*Stated task:*
Report only the number of lines that hold the word "image".

*Raw records:*

--- start ---

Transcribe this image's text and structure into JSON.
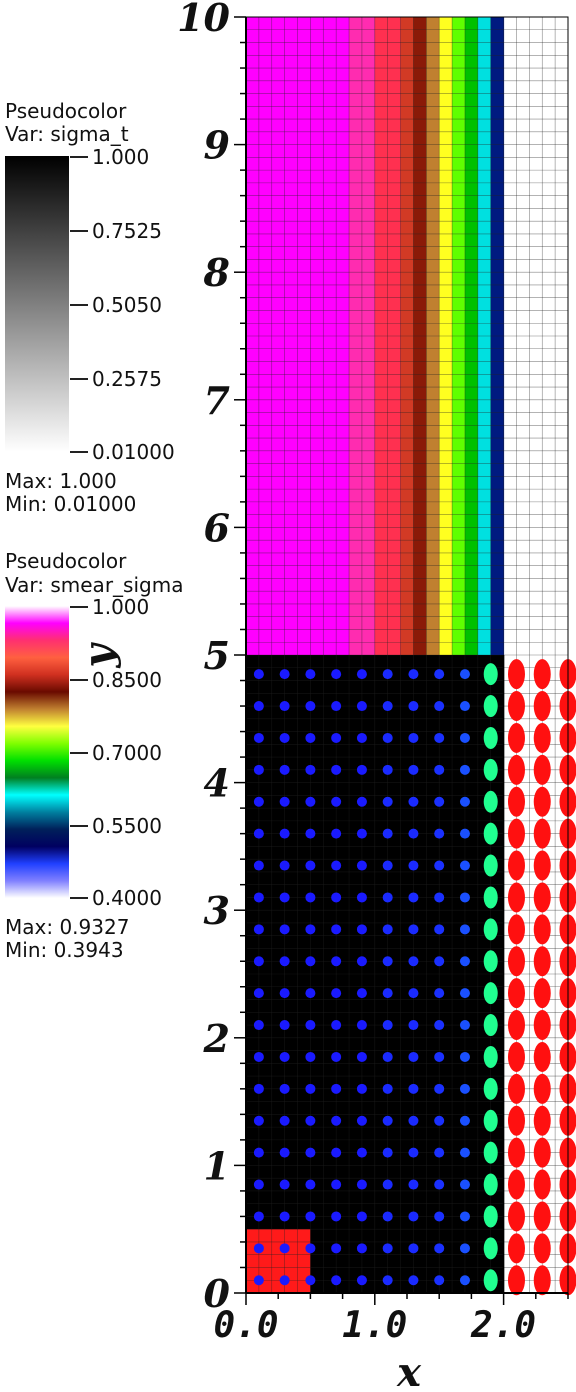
{
  "legends": [
    {
      "title": "Pseudocolor",
      "var": "Var: sigma_t",
      "ticks": [
        "1.000",
        "0.7525",
        "0.5050",
        "0.2575",
        "0.01000"
      ],
      "max": "Max:  1.000",
      "min": "Min:  0.01000",
      "colors": [
        "#000000",
        "#ffffff"
      ]
    },
    {
      "title": "Pseudocolor",
      "var": "Var: smear_sigma",
      "ticks": [
        "1.000",
        "0.8500",
        "0.7000",
        "0.5500",
        "0.4000"
      ],
      "max": "Max:  0.9327",
      "min": "Min:  0.3943",
      "colors": [
        "#ffffff",
        "#ff00ff",
        "#ff3070",
        "#ff6040",
        "#d03020",
        "#6a0a00",
        "#c08030",
        "#ffff40",
        "#80ff00",
        "#00e000",
        "#008020",
        "#00ffff",
        "#0080a0",
        "#00205a",
        "#000060",
        "#2040ff",
        "#8080ff",
        "#ffffff"
      ]
    }
  ],
  "chart_data": {
    "type": "heatmap",
    "xlabel": "x",
    "ylabel": "y",
    "xlim": [
      0,
      2.5
    ],
    "ylim": [
      0,
      10
    ],
    "xticks": [
      "0.0",
      "1.0",
      "2.0"
    ],
    "yticks": [
      "0",
      "1",
      "2",
      "3",
      "4",
      "5",
      "6",
      "7",
      "8",
      "9",
      "10"
    ],
    "upper_region_columns": [
      {
        "x0": 0.0,
        "x1": 0.8,
        "value": 0.93,
        "color": "#ff00ff"
      },
      {
        "x0": 0.8,
        "x1": 1.0,
        "value": 0.91,
        "color": "#ff2cb0"
      },
      {
        "x0": 1.0,
        "x1": 1.2,
        "value": 0.88,
        "color": "#ff3050"
      },
      {
        "x0": 1.2,
        "x1": 1.3,
        "value": 0.87,
        "color": "#d23a25"
      },
      {
        "x0": 1.3,
        "x1": 1.4,
        "value": 0.86,
        "color": "#8a1a08"
      },
      {
        "x0": 1.4,
        "x1": 1.5,
        "value": 0.84,
        "color": "#c08030"
      },
      {
        "x0": 1.5,
        "x1": 1.6,
        "value": 0.81,
        "color": "#ffff20"
      },
      {
        "x0": 1.6,
        "x1": 1.7,
        "value": 0.73,
        "color": "#60ff00"
      },
      {
        "x0": 1.7,
        "x1": 1.8,
        "value": 0.68,
        "color": "#00c000"
      },
      {
        "x0": 1.8,
        "x1": 1.9,
        "value": 0.58,
        "color": "#00e0e0"
      },
      {
        "x0": 1.9,
        "x1": 2.0,
        "value": 0.5,
        "color": "#001a80"
      }
    ],
    "lower_region": {
      "x0": 0.0,
      "x1": 2.0,
      "y0": 0,
      "y1": 5,
      "sigma_t": 1.0,
      "color": "#000000"
    },
    "source_region": {
      "x0": 0.0,
      "x1": 0.5,
      "y0": 0,
      "y1": 0.5,
      "color": "#ff1a1a"
    },
    "void_region": {
      "x0": 2.0,
      "x1": 2.5,
      "y0": 0,
      "y1": 10,
      "sigma_t": 0.01,
      "color": "#ffffff"
    },
    "point_rows_y": [
      0.1,
      0.35,
      0.6,
      0.85,
      1.1,
      1.35,
      1.6,
      1.85,
      2.1,
      2.35,
      2.6,
      2.85,
      3.1,
      3.35,
      3.6,
      3.85,
      4.1,
      4.35,
      4.6,
      4.85
    ],
    "point_columns": [
      {
        "x": 0.1,
        "color": "#1a1aff",
        "kind": "dot"
      },
      {
        "x": 0.3,
        "color": "#1a1aff",
        "kind": "dot"
      },
      {
        "x": 0.5,
        "color": "#1a1aff",
        "kind": "dot"
      },
      {
        "x": 0.7,
        "color": "#1a1aff",
        "kind": "dot"
      },
      {
        "x": 0.9,
        "color": "#1a1aff",
        "kind": "dot"
      },
      {
        "x": 1.1,
        "color": "#1a2aff",
        "kind": "dot"
      },
      {
        "x": 1.3,
        "color": "#1a2aff",
        "kind": "dot"
      },
      {
        "x": 1.5,
        "color": "#1a30ff",
        "kind": "dot"
      },
      {
        "x": 1.7,
        "color": "#1a50ff",
        "kind": "dot"
      },
      {
        "x": 1.9,
        "color": "#20ff90",
        "kind": "oval"
      },
      {
        "x": 2.1,
        "color": "#ff1010",
        "kind": "ellipse"
      },
      {
        "x": 2.3,
        "color": "#ff1010",
        "kind": "ellipse"
      },
      {
        "x": 2.5,
        "color": "#ff1010",
        "kind": "ellipse"
      }
    ]
  }
}
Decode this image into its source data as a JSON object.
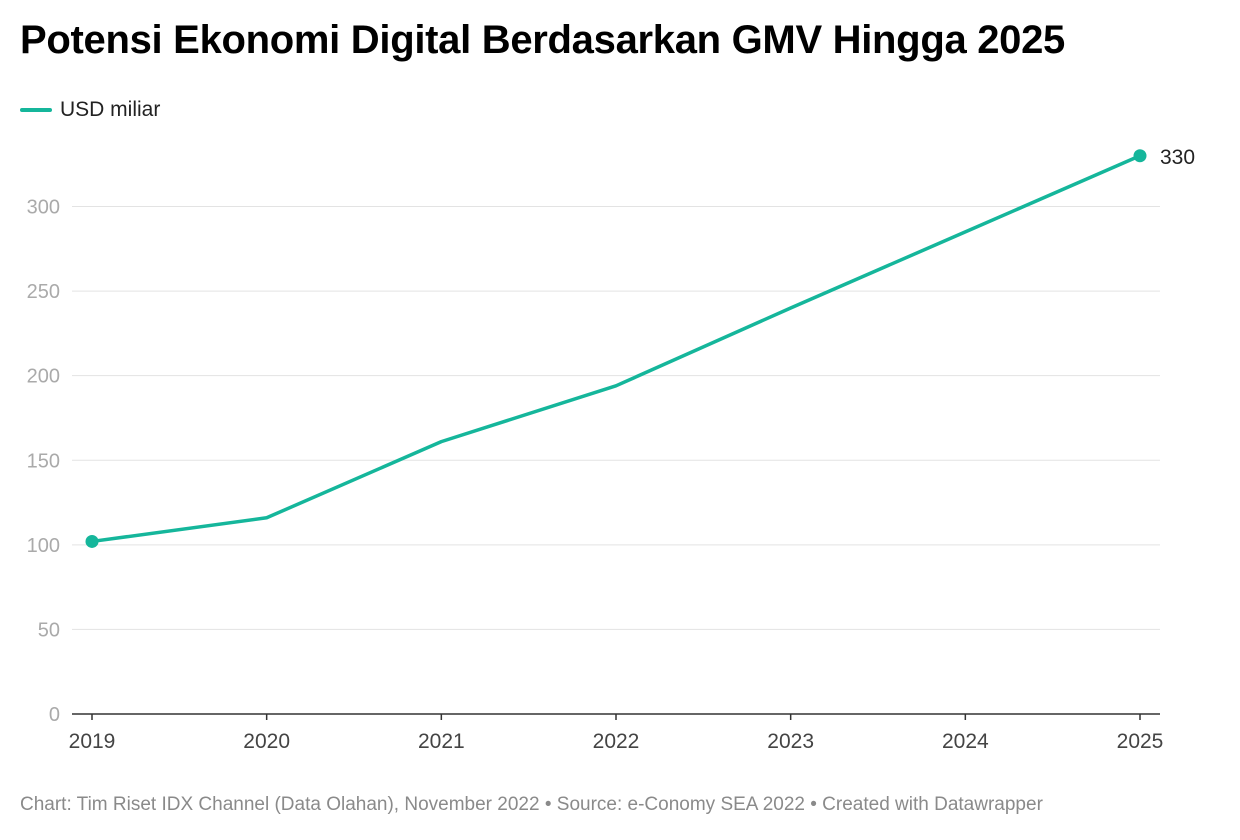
{
  "chart_data": {
    "type": "line",
    "title": "Potensi Ekonomi Digital Berdasarkan GMV Hingga 2025",
    "legend": [
      {
        "label": "USD miliar",
        "color": "#15b69b"
      }
    ],
    "x": [
      2019,
      2020,
      2021,
      2022,
      2023,
      2024,
      2025
    ],
    "x_tick_labels": [
      "2019",
      "2020",
      "2021",
      "2022",
      "2023",
      "2024",
      "2025"
    ],
    "series": [
      {
        "name": "USD miliar",
        "color": "#15b69b",
        "values": [
          102,
          116,
          161,
          194,
          240,
          285,
          330
        ]
      }
    ],
    "y_ticks": [
      0,
      50,
      100,
      150,
      200,
      250,
      300
    ],
    "ylim": [
      0,
      330
    ],
    "grid": true,
    "markers_at": [
      0,
      6
    ],
    "end_label": "330",
    "xlabel": "",
    "ylabel": ""
  },
  "footer": {
    "text": "Chart: Tim Riset IDX Channel (Data Olahan), November 2022 • Source: e-Conomy SEA 2022 • Created with Datawrapper"
  }
}
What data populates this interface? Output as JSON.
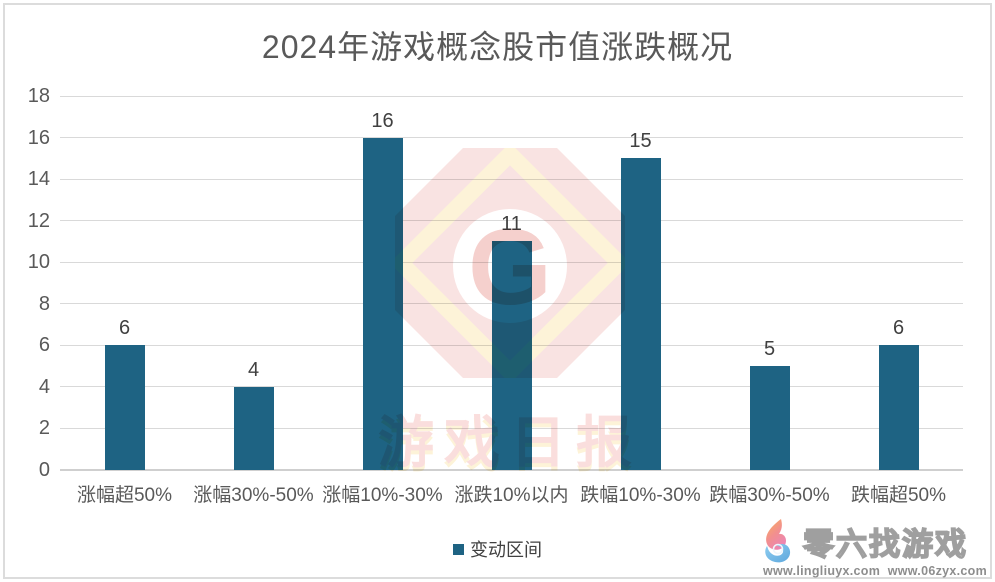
{
  "title": "2024年游戏概念股市值涨跌概况",
  "chart_data": {
    "type": "bar",
    "title": "2024年游戏概念股市值涨跌概况",
    "categories": [
      "涨幅超50%",
      "涨幅30%-50%",
      "涨幅10%-30%",
      "涨跌10%以内",
      "跌幅10%-30%",
      "跌幅30%-50%",
      "跌幅超50%"
    ],
    "values": [
      6,
      4,
      16,
      11,
      15,
      5,
      6
    ],
    "series_name": "变动区间",
    "xlabel": "",
    "ylabel": "",
    "ylim": [
      0,
      18
    ],
    "yticks": [
      0,
      2,
      4,
      6,
      8,
      10,
      12,
      14,
      16,
      18
    ],
    "grid": true,
    "legend_position": "bottom",
    "data_labels": [
      "6",
      "4",
      "16",
      "11",
      "15",
      "5",
      "6"
    ]
  },
  "legend": {
    "label": "变动区间"
  },
  "colors": {
    "bar": "#1e6383",
    "gridline": "#d9d9d9",
    "axis_text": "#595959",
    "data_label": "#404040",
    "frame": "#dcdcdc",
    "watermark_pink": "#f9e3e2",
    "watermark_yellow": "#fdf3d8",
    "watermark_g": "#f5d0cd",
    "watermark_text": "#fadedd"
  },
  "watermark_center": {
    "letter": "G",
    "text": "游戏日报"
  },
  "watermark_corner": {
    "logo": "flame-swirl-logo",
    "brand": "零六找游戏",
    "url_left": "www.lingliuyx.com",
    "url_right": "www.06zyx.com"
  }
}
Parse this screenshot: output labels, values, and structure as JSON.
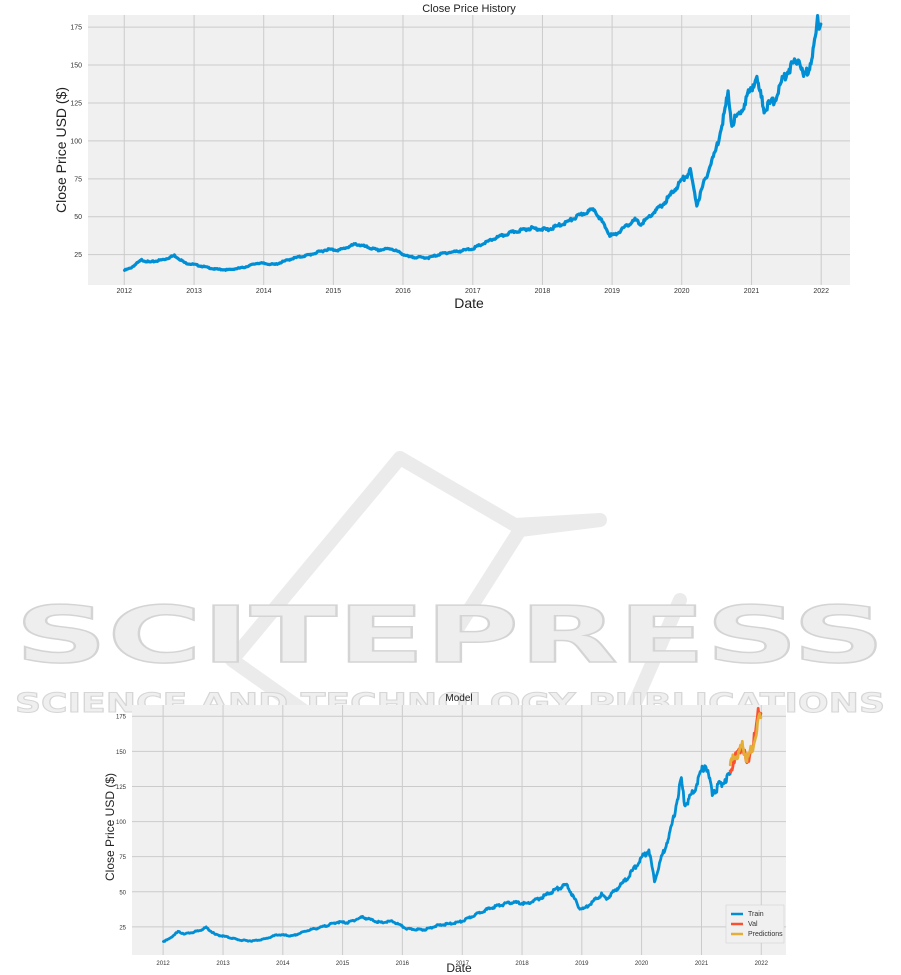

--- end ---

*Solved problem:*
2